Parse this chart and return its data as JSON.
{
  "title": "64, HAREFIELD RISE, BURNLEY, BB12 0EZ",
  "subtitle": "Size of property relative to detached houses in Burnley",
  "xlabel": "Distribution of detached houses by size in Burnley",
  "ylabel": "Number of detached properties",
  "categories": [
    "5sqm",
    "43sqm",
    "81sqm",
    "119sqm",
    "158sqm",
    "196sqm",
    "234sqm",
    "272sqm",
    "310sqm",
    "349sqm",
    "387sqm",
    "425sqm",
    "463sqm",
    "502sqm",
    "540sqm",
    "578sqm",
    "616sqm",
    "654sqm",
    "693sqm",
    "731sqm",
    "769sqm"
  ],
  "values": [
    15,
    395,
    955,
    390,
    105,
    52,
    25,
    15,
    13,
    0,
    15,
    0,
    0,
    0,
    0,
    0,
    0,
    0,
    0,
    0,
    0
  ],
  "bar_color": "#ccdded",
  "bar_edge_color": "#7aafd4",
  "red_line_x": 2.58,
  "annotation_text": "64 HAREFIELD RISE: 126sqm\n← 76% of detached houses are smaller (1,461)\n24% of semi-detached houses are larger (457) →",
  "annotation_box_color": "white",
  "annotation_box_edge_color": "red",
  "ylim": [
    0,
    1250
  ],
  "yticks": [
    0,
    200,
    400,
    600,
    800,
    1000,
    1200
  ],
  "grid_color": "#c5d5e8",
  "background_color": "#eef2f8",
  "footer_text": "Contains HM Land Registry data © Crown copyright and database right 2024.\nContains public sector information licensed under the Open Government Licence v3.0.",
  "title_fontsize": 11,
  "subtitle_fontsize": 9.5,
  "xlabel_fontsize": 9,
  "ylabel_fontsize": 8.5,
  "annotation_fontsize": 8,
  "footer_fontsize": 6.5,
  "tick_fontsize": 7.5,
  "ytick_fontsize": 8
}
++++++++
Directions -> From the listing above, pick out each line where the word "data" appears.

Correct answer ->
Parse this chart and return its data as JSON.
  "footer_text": "Contains HM Land Registry data © Crown copyright and database right 2024.\nContains public sector information licensed under the Open Government Licence v3.0.",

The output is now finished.